* [What to produce]
In the entries below, find the lines with the word "Share" and copy them.

* [Data records]

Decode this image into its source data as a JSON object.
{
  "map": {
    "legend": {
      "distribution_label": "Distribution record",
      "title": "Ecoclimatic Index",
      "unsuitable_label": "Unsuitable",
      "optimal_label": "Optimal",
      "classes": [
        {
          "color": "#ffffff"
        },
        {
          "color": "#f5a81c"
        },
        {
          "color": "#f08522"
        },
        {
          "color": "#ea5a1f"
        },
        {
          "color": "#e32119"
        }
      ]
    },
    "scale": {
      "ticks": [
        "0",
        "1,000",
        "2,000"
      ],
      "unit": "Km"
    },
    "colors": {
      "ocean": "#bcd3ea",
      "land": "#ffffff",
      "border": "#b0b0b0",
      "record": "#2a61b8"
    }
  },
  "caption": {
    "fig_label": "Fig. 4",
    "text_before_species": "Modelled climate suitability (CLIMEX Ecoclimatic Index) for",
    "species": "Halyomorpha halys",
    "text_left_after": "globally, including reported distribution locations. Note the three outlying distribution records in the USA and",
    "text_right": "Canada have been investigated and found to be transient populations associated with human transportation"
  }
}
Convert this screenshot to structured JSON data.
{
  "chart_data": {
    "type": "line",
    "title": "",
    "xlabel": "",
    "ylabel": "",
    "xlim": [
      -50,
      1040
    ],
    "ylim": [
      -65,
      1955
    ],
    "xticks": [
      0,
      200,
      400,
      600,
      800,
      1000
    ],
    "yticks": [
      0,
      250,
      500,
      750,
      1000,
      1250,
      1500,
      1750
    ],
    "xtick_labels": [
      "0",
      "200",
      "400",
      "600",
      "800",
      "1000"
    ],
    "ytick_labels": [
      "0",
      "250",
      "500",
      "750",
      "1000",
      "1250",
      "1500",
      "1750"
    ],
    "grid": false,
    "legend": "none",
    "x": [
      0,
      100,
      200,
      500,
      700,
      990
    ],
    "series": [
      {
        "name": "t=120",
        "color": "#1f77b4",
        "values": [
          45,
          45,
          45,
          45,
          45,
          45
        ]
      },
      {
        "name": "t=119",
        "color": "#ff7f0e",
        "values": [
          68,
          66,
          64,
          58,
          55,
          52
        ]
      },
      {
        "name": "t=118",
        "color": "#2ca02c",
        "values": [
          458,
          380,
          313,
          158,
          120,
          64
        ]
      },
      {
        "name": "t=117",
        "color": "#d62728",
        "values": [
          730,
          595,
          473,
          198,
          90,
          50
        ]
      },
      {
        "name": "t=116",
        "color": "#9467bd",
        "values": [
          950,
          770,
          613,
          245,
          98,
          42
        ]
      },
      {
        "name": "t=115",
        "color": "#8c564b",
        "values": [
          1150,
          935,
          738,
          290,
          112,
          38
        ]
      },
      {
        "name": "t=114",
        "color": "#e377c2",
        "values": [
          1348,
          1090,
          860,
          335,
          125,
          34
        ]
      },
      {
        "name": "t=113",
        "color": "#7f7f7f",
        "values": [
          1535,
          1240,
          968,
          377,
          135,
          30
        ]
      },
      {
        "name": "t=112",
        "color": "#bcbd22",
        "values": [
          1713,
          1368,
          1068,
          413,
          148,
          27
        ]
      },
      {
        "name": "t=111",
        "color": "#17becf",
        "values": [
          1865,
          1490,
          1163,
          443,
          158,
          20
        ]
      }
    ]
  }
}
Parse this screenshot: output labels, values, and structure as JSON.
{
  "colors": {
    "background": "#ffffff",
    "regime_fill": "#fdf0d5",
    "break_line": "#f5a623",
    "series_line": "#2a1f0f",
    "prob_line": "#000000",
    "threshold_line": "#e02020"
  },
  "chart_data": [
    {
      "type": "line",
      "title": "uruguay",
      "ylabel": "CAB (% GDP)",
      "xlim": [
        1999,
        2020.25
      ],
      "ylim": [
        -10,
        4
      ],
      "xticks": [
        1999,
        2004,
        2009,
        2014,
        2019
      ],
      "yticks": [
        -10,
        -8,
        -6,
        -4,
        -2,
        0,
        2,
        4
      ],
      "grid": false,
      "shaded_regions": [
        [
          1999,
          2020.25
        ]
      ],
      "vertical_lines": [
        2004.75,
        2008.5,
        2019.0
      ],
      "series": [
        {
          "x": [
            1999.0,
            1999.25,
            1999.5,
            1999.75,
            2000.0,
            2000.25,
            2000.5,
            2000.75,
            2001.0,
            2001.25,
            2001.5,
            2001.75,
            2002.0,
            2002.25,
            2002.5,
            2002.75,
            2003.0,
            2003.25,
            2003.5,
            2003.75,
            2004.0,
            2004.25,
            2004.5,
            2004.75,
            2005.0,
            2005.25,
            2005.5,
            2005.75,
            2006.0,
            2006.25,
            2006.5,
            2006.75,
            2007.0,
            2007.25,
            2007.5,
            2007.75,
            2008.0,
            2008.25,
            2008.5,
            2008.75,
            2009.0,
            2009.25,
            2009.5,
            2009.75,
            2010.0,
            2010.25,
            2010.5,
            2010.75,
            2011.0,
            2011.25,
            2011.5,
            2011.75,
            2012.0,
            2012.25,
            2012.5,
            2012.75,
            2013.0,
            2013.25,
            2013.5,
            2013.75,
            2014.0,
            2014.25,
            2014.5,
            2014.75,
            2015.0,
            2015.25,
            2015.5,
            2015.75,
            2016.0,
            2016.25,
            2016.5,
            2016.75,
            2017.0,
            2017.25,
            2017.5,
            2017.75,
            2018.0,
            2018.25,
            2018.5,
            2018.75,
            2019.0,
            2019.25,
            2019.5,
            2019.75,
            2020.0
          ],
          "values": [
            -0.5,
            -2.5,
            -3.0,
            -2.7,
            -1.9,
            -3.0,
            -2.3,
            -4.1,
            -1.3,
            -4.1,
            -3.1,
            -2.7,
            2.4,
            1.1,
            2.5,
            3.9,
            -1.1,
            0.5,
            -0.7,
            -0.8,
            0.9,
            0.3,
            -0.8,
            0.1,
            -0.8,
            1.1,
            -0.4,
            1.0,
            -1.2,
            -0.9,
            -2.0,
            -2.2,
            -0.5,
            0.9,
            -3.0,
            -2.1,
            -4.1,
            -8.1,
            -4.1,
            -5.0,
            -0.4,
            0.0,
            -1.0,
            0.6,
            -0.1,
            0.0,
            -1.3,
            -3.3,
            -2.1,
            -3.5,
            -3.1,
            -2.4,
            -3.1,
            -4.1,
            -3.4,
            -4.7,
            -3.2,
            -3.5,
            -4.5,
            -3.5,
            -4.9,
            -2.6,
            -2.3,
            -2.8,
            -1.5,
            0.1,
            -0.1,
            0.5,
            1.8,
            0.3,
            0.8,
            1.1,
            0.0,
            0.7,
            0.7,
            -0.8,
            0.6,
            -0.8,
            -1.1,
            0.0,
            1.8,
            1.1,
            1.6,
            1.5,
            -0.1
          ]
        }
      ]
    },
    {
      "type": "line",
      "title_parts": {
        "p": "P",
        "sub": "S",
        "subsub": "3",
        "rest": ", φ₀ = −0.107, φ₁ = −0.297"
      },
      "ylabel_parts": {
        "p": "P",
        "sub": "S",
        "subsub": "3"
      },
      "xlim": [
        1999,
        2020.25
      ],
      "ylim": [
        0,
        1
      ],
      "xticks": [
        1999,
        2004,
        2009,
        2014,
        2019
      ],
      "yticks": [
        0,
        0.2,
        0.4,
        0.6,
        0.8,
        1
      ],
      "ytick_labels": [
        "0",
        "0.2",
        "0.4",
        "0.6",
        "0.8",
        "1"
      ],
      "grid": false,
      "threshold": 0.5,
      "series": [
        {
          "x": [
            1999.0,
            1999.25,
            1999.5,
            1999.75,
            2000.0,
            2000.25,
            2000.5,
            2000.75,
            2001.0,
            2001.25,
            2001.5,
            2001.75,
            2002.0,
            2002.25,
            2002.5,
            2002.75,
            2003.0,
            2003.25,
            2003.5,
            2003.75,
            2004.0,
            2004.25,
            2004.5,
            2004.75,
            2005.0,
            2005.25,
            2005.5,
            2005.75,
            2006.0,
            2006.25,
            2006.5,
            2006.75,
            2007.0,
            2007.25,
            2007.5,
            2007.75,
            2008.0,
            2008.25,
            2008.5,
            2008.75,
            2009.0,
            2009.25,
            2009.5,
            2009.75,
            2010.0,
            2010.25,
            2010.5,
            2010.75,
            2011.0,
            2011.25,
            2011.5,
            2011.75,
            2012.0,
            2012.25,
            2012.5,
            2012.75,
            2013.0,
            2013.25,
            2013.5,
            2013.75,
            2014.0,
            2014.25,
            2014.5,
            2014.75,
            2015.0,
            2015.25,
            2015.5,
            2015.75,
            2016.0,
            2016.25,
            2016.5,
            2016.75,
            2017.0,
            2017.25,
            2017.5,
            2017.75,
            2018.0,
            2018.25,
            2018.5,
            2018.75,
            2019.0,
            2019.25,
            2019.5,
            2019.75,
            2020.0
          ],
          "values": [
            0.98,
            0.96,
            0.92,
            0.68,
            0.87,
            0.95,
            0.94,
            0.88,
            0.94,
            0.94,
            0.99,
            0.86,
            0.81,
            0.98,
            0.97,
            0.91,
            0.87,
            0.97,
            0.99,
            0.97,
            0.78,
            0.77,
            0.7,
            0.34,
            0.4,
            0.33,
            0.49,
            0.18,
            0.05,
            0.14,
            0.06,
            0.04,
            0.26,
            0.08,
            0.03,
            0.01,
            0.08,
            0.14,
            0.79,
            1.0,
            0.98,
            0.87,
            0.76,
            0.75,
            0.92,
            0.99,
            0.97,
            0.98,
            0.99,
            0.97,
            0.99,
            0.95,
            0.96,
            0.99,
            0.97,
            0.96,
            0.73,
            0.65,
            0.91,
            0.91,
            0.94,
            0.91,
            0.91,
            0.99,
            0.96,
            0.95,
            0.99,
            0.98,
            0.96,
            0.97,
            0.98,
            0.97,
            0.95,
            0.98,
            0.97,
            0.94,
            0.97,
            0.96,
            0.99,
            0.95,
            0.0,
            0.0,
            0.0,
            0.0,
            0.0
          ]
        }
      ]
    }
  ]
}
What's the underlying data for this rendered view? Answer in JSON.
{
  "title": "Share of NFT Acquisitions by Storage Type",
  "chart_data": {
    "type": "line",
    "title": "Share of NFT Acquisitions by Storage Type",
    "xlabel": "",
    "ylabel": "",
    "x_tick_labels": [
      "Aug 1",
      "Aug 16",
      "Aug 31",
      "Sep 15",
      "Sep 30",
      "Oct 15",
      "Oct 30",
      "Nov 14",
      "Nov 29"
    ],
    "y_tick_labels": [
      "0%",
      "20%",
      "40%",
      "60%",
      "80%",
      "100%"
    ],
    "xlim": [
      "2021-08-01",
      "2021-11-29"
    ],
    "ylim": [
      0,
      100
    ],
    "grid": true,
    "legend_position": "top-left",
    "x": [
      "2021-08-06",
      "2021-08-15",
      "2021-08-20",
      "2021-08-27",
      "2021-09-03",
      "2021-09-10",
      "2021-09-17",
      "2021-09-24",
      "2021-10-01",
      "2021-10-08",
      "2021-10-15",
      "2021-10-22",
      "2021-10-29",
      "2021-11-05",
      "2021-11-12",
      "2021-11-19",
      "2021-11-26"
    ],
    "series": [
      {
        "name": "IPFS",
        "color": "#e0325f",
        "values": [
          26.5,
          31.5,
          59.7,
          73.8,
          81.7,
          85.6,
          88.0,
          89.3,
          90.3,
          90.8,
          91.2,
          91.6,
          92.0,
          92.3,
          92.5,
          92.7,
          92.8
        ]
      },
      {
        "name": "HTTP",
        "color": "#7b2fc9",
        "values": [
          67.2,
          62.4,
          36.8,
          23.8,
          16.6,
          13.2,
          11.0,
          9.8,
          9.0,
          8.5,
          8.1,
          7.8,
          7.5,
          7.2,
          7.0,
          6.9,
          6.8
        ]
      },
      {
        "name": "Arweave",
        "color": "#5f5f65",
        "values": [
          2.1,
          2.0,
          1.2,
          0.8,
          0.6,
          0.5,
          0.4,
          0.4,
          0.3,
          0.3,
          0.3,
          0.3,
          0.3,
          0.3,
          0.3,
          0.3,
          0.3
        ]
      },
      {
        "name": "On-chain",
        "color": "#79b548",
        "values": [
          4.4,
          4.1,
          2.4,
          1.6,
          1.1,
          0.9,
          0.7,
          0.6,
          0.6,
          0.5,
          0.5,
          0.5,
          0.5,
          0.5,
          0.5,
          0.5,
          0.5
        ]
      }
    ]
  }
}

* [Full output]
  "title": "Share of NFT Acquisitions by Storage Type",
    "title": "Share of NFT Acquisitions by Storage Type",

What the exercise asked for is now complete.